### [TASK INSTRUCTIONS]
Search the records that follow and extract every line containing the string "getSellerItems".

Data entries
***

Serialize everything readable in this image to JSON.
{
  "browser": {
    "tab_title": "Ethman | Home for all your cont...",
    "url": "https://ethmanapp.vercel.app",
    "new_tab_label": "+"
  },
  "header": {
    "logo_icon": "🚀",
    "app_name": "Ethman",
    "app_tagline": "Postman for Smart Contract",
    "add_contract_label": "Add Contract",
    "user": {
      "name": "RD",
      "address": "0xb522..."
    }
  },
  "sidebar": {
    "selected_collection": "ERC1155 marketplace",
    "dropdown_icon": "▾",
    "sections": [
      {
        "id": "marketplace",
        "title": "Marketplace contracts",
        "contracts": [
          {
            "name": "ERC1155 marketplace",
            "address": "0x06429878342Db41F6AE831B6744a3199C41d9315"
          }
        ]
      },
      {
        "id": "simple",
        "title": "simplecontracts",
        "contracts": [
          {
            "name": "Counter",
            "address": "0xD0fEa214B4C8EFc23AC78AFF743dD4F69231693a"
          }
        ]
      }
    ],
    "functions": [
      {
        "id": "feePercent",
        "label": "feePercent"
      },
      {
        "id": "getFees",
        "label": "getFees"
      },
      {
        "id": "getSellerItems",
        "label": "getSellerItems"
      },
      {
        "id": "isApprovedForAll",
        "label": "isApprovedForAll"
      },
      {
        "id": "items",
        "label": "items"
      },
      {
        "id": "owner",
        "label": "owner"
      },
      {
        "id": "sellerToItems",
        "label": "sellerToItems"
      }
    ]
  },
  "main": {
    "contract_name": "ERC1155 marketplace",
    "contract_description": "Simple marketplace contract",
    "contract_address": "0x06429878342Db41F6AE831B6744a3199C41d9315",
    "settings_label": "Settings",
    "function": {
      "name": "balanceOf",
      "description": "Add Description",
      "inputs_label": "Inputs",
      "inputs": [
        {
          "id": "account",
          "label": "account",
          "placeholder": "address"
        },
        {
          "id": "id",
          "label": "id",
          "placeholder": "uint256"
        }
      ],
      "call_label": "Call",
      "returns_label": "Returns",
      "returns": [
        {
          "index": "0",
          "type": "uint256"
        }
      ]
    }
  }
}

***

### [TASK ANSWER]
        "id": "getSellerItems",
        "label": "getSellerItems"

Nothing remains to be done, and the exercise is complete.